## 渡された文章:

________

1997年以後、チャイヨーは日本国外の主にタイ国で事業を展開し、商品に「円谷チャイヨー・プロダクション」(TSUBURAYA CHAIYO Co., Ltd.)として著作権表示を行っていた。
87878
しかし、社名について日本の円谷プロでは「円谷」(Tsuburaya)の名称使用は承認していない。

円谷プロダクションはチャイヨー側が主張する契約書を無効とし、
1997年にタイで、
1999年に日本で、
それぞれソンポートに対して裁判を起こした。

タイ国の裁判ではチャイヨーが敗訴(円谷プロが勝訴)したが、
日本国内では最高裁で円谷プロ側の敗訴(チャイヨーの勝訴)が確定しており、
再審も困難なため、
日本国内では譲渡契約書が有効という判決に変わりはない。

日本での判決は日本国内でしか効力がなく、
同じくタイでの判決はタイ国内でしか効力がない。

そのため、タイと日本以外の第3国でウルトラシリーズ関連のビジネスを行う場合、
円谷プロとチャイヨーのどちらとライセンス契約したらいいか不明であり、
どちらか一方とだけ契約した場合、訴訟リスクを抱える状態となっている。

チャイヨー側にとって権利は日本国外のものであるため、
チャイヨー側が主な市場としてきた、
タイ国内の訴訟で権利が否定されたことは痛手となっている。

一方、円谷プロにとっても、
日本での敗訴判決とチャイヨーからの訴訟リスクによって、
海外展開が低迷する結果を招いた。

契約書の存在と一連の裁判によって、
円谷プロはウルトラマンシリーズ旧作の海外販売が自由に行えない状況に陥った。

2008年12月24日にチャイヨーは、
ウルトラマンの海外利用権を、
上松盛明が代表取締役を務める日本企業ユーエム社へ譲渡し、
裁判は引き続きユーエム社が継続していくことになった。

円谷プロは裁判に多大な費用をかけており、
各国での訴訟合戦になって消耗することが懸念された。

2004年に第6代社長に就任した円谷英明は、
チャイヨーとの和解による解決が最善と判断してこれを目指したが、果たせなかった。

________

## 渡された行:
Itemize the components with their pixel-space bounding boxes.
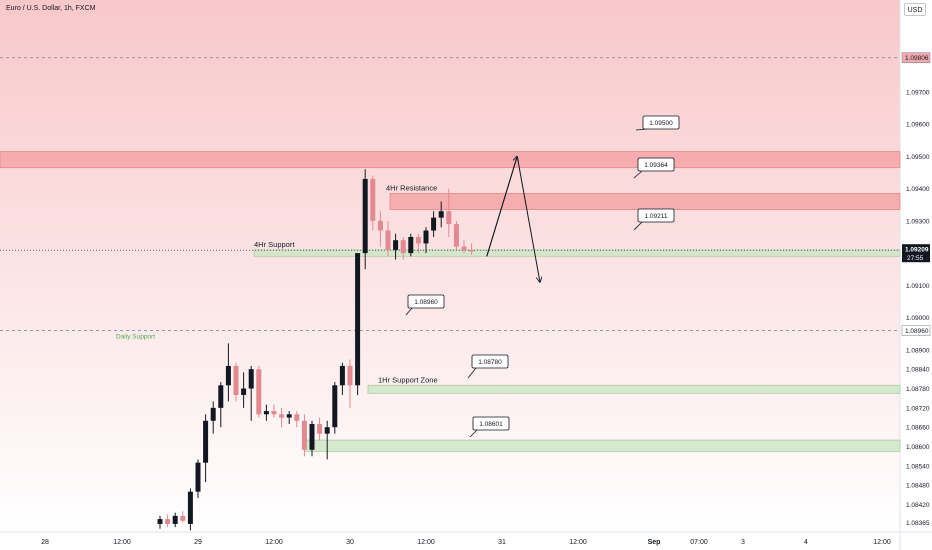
candle-body-6 <box>203 421 208 463</box>
time-tick-label-12: 12:00 <box>873 539 891 546</box>
candle-body-22 <box>325 427 330 433</box>
price-tick-label-15: 1.08420 <box>906 502 930 509</box>
candle-body-18 <box>294 414 299 420</box>
candle-body-10 <box>234 366 239 395</box>
time-tick-label-10: 3 <box>741 539 745 546</box>
candle-body-39 <box>454 224 459 247</box>
candle-body-9 <box>226 366 231 385</box>
zone-resistance-0 <box>0 152 900 168</box>
candle-body-4 <box>188 492 193 524</box>
time-tick-label-4: 30 <box>346 539 354 546</box>
zone-label-1: 4Hr Resistance <box>386 183 437 192</box>
price-tick-label-10: 1.08720 <box>906 405 930 412</box>
candle-body-19 <box>302 421 307 450</box>
candle-body-5 <box>196 463 201 492</box>
time-tick-label-7: 12:00 <box>569 539 587 546</box>
time-axis-panel <box>0 532 900 550</box>
time-tick-label-5: 12:00 <box>417 539 435 546</box>
time-tick-label-2: 29 <box>194 539 202 546</box>
callout-label-5: 1.08601 <box>479 421 503 428</box>
candle-body-14 <box>264 411 269 414</box>
candle-body-1 <box>165 519 170 524</box>
plot-background <box>0 0 900 532</box>
callout-label-2: 1.09211 <box>644 213 667 220</box>
zone-support-4 <box>305 440 900 451</box>
level-label-1: Daily Support <box>116 333 155 340</box>
callout-label-1: 1.09364 <box>644 162 668 169</box>
candle-body-41 <box>469 250 474 252</box>
price-tick-label-1: 1.09600 <box>906 122 930 129</box>
zone-support-3 <box>368 385 900 393</box>
price-tick-label-13: 1.08540 <box>906 463 930 470</box>
callout-label-3: 1.08960 <box>414 299 438 306</box>
candle-body-25 <box>348 366 353 385</box>
price-tick-label-5: 1.09100 <box>906 283 930 290</box>
zone-label-3: 1Hr Support Zone <box>378 375 438 384</box>
candle-body-16 <box>279 414 284 417</box>
candle-body-2 <box>173 516 178 524</box>
candle-body-15 <box>272 411 277 414</box>
price-tick-label-4: 1.09300 <box>906 218 930 225</box>
zone-resistance-1 <box>390 193 900 209</box>
candle-body-36 <box>431 218 436 231</box>
candle-body-38 <box>446 211 451 224</box>
time-tick-label-3: 12:00 <box>265 539 283 546</box>
candle-body-21 <box>317 424 322 434</box>
candle-body-30 <box>386 231 391 250</box>
zone-label-2: 4Hr Support <box>254 240 295 249</box>
price-tick-label-8: 1.08840 <box>906 367 930 374</box>
candle-body-33 <box>408 237 413 253</box>
time-tick-label-8: Sep <box>648 539 661 546</box>
price-tick-label-2: 1.09500 <box>906 154 930 161</box>
candle-body-13 <box>256 369 261 414</box>
time-tick-label-11: 4 <box>804 539 808 546</box>
price-tick-label-6: 1.09000 <box>906 315 930 322</box>
candle-body-27 <box>363 179 368 253</box>
candle-body-0 <box>158 519 163 524</box>
time-tick-label-0: 28 <box>41 539 49 546</box>
time-tick-label-6: 31 <box>498 539 506 546</box>
price-tick-label-0: 1.09700 <box>906 89 930 96</box>
candle-body-7 <box>211 408 216 421</box>
price-highlight-label-0: 1.09806 <box>905 55 929 62</box>
candle-body-29 <box>378 221 383 231</box>
candle-body-28 <box>370 179 375 221</box>
candle-body-11 <box>241 389 246 395</box>
current-price-countdown: 27:55 <box>907 255 924 262</box>
price-tick-label-16: 1.08365 <box>906 520 930 527</box>
zone-support-2 <box>254 250 900 256</box>
candle-body-37 <box>439 211 444 217</box>
symbol-title: Euro / U.S. Dollar, 1h, FXCM <box>6 5 95 12</box>
price-tick-label-14: 1.08480 <box>906 483 930 490</box>
price-tick-label-12: 1.08600 <box>906 444 930 451</box>
candle-body-23 <box>332 385 337 427</box>
price-tick-label-3: 1.09400 <box>906 186 930 193</box>
currency-button[interactable]: USD <box>904 3 926 16</box>
candle-body-35 <box>424 231 429 244</box>
price-tick-label-9: 1.08780 <box>906 386 930 393</box>
candle-body-26 <box>355 253 360 385</box>
time-tick-label-1: 12:00 <box>113 539 131 546</box>
time-tick-label-9: 07:00 <box>690 539 708 546</box>
callout-label-0: 1.09500 <box>649 120 673 127</box>
candle-body-17 <box>287 414 292 417</box>
candle-body-24 <box>340 366 345 385</box>
candle-body-32 <box>401 240 406 253</box>
price-tick-label-11: 1.08660 <box>906 425 930 432</box>
candle-body-3 <box>180 516 185 521</box>
price-tick-label-7: 1.08900 <box>906 347 930 354</box>
candle-body-12 <box>249 369 254 388</box>
candle-body-31 <box>393 240 398 250</box>
current-price-label: 1.09209 <box>905 247 929 254</box>
candle-body-40 <box>462 247 467 250</box>
candle-body-20 <box>310 424 315 450</box>
candle-body-34 <box>416 237 421 243</box>
price-highlight-label-1: 1.08960 <box>905 328 929 335</box>
callout-label-4: 1.08780 <box>478 359 502 366</box>
candle-body-8 <box>218 385 223 408</box>
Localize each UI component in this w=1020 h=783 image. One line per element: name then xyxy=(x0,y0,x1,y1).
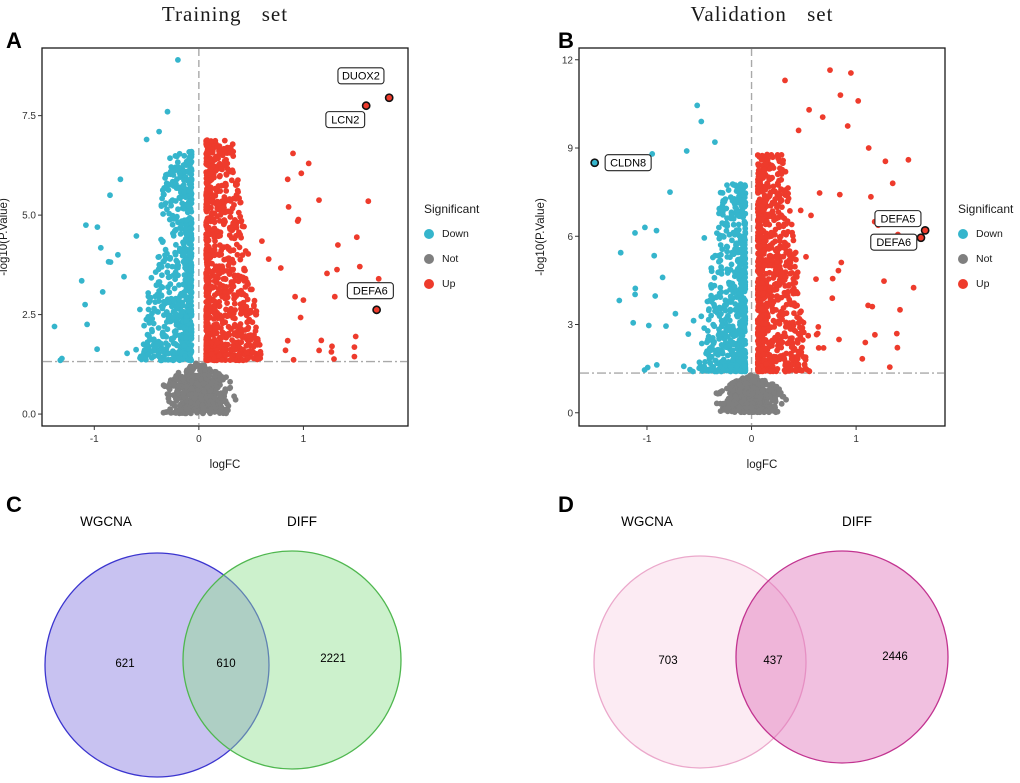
x-tick-label: 1 xyxy=(853,434,859,445)
legend-label-down: Down xyxy=(442,228,469,240)
volcano-plot-validation: -1 0 1 0 3 6 9 12 CLDN8 DEFA5 DEFA6 xyxy=(562,47,946,445)
scatter-points xyxy=(616,67,917,416)
x-tick-label: -1 xyxy=(90,434,99,445)
x-tick-label: 0 xyxy=(196,434,202,445)
panel-letter-a: A xyxy=(6,28,22,53)
gene-label: DUOX2 xyxy=(342,71,380,83)
legend-item-up: Up xyxy=(958,278,1020,290)
venn-count-wgcna-only: 621 xyxy=(115,658,135,670)
legend-label-up: Up xyxy=(442,278,456,290)
gene-label-box xyxy=(870,233,918,251)
gene-label-box xyxy=(874,210,922,228)
x-axis-label-a: logFC xyxy=(209,459,241,471)
legend-item-not: Not xyxy=(424,253,514,265)
gene-label-box xyxy=(337,67,385,85)
y-tick-label: 5.0 xyxy=(22,211,36,222)
down-dot-icon xyxy=(958,229,968,239)
scatter-points xyxy=(51,57,382,417)
venn-set-label-diff: DIFF xyxy=(842,514,872,529)
plot-area xyxy=(41,47,409,427)
gene-label: DEFA6 xyxy=(876,237,911,249)
legend-label-up: Up xyxy=(976,278,990,290)
labeled-gene-point xyxy=(361,101,371,111)
venn-count-diff-only: 2221 xyxy=(320,653,346,665)
legend-title-b: Significant xyxy=(958,202,1014,216)
y-axis-label-b: -log10(P.Value) xyxy=(535,198,547,276)
volcano-plot-training: -1 0 1 0.0 2.5 5.0 7.5 DUOX2 LCN2 DEFA6 xyxy=(22,47,409,445)
labeled-gene-point xyxy=(920,225,930,235)
legend-item-not: Not xyxy=(958,253,1020,265)
validation-set-title: Validation set xyxy=(690,2,834,26)
legend-b: Significant Down Not Up xyxy=(958,202,1020,303)
y-tick-label: 6 xyxy=(567,232,573,243)
legend-label-down: Down xyxy=(976,228,1003,240)
gene-label-box xyxy=(346,282,394,300)
legend-item-down: Down xyxy=(958,228,1020,240)
labeled-gene-point xyxy=(590,158,600,168)
gene-label: DEFA6 xyxy=(353,286,388,298)
x-axis-label-b: logFC xyxy=(746,459,778,471)
venn-circle-right xyxy=(182,550,402,770)
venn-diagram-validation xyxy=(593,550,949,769)
x-tick-label: 1 xyxy=(301,434,307,445)
not-dot-icon xyxy=(958,254,968,264)
venn-circle-right xyxy=(735,550,949,764)
legend-label-not: Not xyxy=(976,253,993,265)
legend-label-not: Not xyxy=(442,253,459,265)
legend-a: Significant Down Not Up xyxy=(424,202,514,303)
y-tick-label: 12 xyxy=(562,55,574,66)
y-tick-label: 9 xyxy=(567,144,573,155)
gene-label-box xyxy=(325,111,366,129)
y-tick-label: 0 xyxy=(567,408,573,419)
gene-label: CLDN8 xyxy=(610,158,646,170)
labeled-gene-point xyxy=(372,305,382,315)
labeled-gene-point xyxy=(916,233,926,243)
legend-item-down: Down xyxy=(424,228,514,240)
venn-count-intersection: 437 xyxy=(763,655,783,667)
venn-set-label-wgcna: WGCNA xyxy=(621,514,673,529)
gene-label: LCN2 xyxy=(331,114,359,126)
y-tick-label: 2.5 xyxy=(22,310,36,321)
x-tick-label: -1 xyxy=(643,434,652,445)
venn-set-label-diff: DIFF xyxy=(287,514,317,529)
legend-item-up: Up xyxy=(424,278,514,290)
panel-letter-d: D xyxy=(558,492,574,517)
labeled-gene-point xyxy=(384,93,394,103)
up-dot-icon xyxy=(424,279,434,289)
venn-count-intersection: 610 xyxy=(216,658,236,670)
gene-label-box xyxy=(604,154,652,172)
venn-set-label-wgcna: WGCNA xyxy=(80,514,132,529)
training-set-title: Training set xyxy=(161,2,289,26)
panel-letter-b: B xyxy=(558,28,574,53)
venn-circle-left xyxy=(44,552,270,778)
venn-count-wgcna-only: 703 xyxy=(658,655,678,667)
y-tick-label: 0.0 xyxy=(22,410,36,421)
y-axis-label-a: -log10(P.Value) xyxy=(0,198,10,276)
not-dot-icon xyxy=(424,254,434,264)
legend-title-a: Significant xyxy=(424,202,480,216)
venn-count-diff-only: 2446 xyxy=(882,651,908,663)
panel-letter-c: C xyxy=(6,492,22,517)
up-dot-icon xyxy=(958,279,968,289)
y-tick-label: 3 xyxy=(567,320,573,331)
venn-diagram-training xyxy=(44,550,402,778)
y-tick-label: 7.5 xyxy=(22,111,36,122)
down-dot-icon xyxy=(424,229,434,239)
gene-label: DEFA5 xyxy=(881,213,916,225)
x-tick-label: 0 xyxy=(749,434,755,445)
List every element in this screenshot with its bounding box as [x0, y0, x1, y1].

________

## やること 1:
円谷プロとチャイヨーについての文章のうち、「そのため、タイと日本以外の第3国でウルトラシリーズ関連のビジネスを行う場合、」から始まって「タイ国内の訴訟で権利が否定されたことは痛手となっている。」で終わる部分を、一字も変えずにもう一度書き出してください。
## やること 2:
円谷プロとチャイヨーについての文章によると、2008年12月24日にチャイヨーはウルトラマンの海外利用権をどこへ譲りましたか。
## やること 3:
円谷プロとチャイヨーについての文章を、最後の文のあとから書き続けてください。
これらの行は、別のところから持ってきたものです。

## 答え 1:
そのため、タイと日本以外の第3国でウルトラシリーズ関連のビジネスを行う場合、
円谷プロとチャイヨーのどちらとライセンス契約したらいいか不明であり、
どちらか一方とだけ契約した場合、訴訟リスクを抱える状態となっている。

チャイヨー側にとって権利は日本国外のものであるため、
チャイヨー側が主な市場としてきた、
タイ国内の訴訟で権利が否定されたことは痛手となっている。

## 答え 2:
上松盛明が代表取締役を務める日本企業、ユーエム社です。

## 答え 3:
チャイヨーから権利を譲渡されたユーエム社側も、
2010年10月に円谷プロとの和解による解決を希望するとの声明を発表したが、
和解には至らず2011年から独自に韓国・台湾・フィリピンでの事業展開を開始したが、
裁判の途中で
1998年にチャイヨーとバンダイが交わした契約が発覚したため、頓挫している。

日本国内での裁判の状況

著作権確認訴訟

東京地方裁判所と東京高等裁判所は「日本の管轄ではない」として、円谷プロの訴えがいったんは退けられたが、2001年6月に最高裁判所が、日本で審理可能として差し戻す判断を下した。

これを受け、2003年から始まった差し戻し審は、
○円谷プロが1996年に出した譲渡契約の内容と反しない書簡が真正に成立していること
○契約書の印影が1000倍に拡大しても合致していること
を理由に、全て円谷プロの敗訴で、
2004年4月27日の最高裁判決でも、円谷プロの敗訴が確定した。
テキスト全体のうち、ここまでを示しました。